Aim of the exercise: Return each line of the listing below, unchanged, and omit the images.

Recorded information:
---+---

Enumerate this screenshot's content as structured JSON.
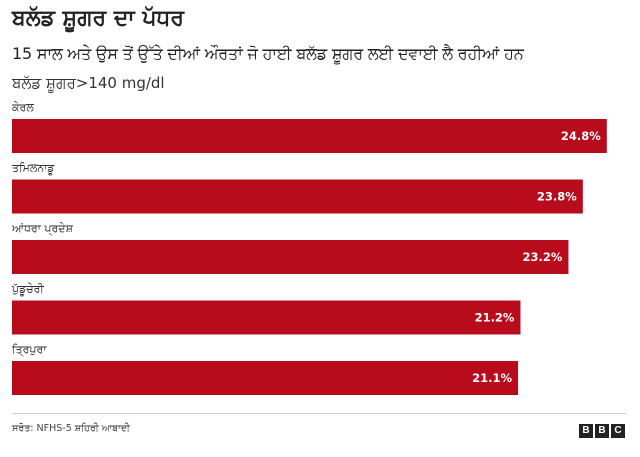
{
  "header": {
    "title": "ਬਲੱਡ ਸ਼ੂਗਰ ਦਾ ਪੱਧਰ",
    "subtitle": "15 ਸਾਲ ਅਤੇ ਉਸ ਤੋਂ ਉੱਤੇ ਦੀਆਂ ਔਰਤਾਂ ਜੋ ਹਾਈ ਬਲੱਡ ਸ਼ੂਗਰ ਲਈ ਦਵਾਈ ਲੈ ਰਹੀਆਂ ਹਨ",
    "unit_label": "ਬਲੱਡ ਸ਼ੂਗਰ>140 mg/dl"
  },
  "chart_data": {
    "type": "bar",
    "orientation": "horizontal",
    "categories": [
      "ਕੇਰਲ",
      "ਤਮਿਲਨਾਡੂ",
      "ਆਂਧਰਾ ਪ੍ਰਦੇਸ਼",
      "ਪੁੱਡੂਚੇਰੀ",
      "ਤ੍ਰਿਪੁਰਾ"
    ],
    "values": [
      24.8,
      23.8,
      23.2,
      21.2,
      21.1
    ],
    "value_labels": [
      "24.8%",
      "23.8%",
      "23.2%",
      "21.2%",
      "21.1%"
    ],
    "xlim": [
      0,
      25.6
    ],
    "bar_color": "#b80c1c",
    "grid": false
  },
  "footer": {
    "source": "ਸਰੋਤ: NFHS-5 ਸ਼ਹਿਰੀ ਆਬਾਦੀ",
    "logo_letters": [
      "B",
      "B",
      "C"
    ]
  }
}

---+---

Finished task:
Enumerate this screenshot's content as structured JSON.
{
  "header": {
    "title": "ਬਲੱਡ ਸ਼ੂਗਰ ਦਾ ਪੱਧਰ",
    "subtitle": "15 ਸਾਲ ਅਤੇ ਉਸ ਤੋਂ ਉੱਤੇ ਦੀਆਂ ਔਰਤਾਂ ਜੋ ਹਾਈ ਬਲੱਡ ਸ਼ੂਗਰ ਲਈ ਦਵਾਈ ਲੈ ਰਹੀਆਂ ਹਨ",
    "unit_label": "ਬਲੱਡ ਸ਼ੂਗਰ>140 mg/dl"
  },
  "chart_data": {
    "type": "bar",
    "orientation": "horizontal",
    "categories": [
      "ਕੇਰਲ",
      "ਤਮਿਲਨਾਡੂ",
      "ਆਂਧਰਾ ਪ੍ਰਦੇਸ਼",
      "ਪੁੱਡੂਚੇਰੀ",
      "ਤ੍ਰਿਪੁਰਾ"
    ],
    "values": [
      24.8,
      23.8,
      23.2,
      21.2,
      21.1
    ],
    "value_labels": [
      "24.8%",
      "23.8%",
      "23.2%",
      "21.2%",
      "21.1%"
    ],
    "xlim": [
      0,
      25.6
    ],
    "bar_color": "#b80c1c",
    "grid": false
  },
  "footer": {
    "source": "ਸਰੋਤ: NFHS-5 ਸ਼ਹਿਰੀ ਆਬਾਦੀ",
    "logo_letters": [
      "B",
      "B",
      "C"
    ]
  }
}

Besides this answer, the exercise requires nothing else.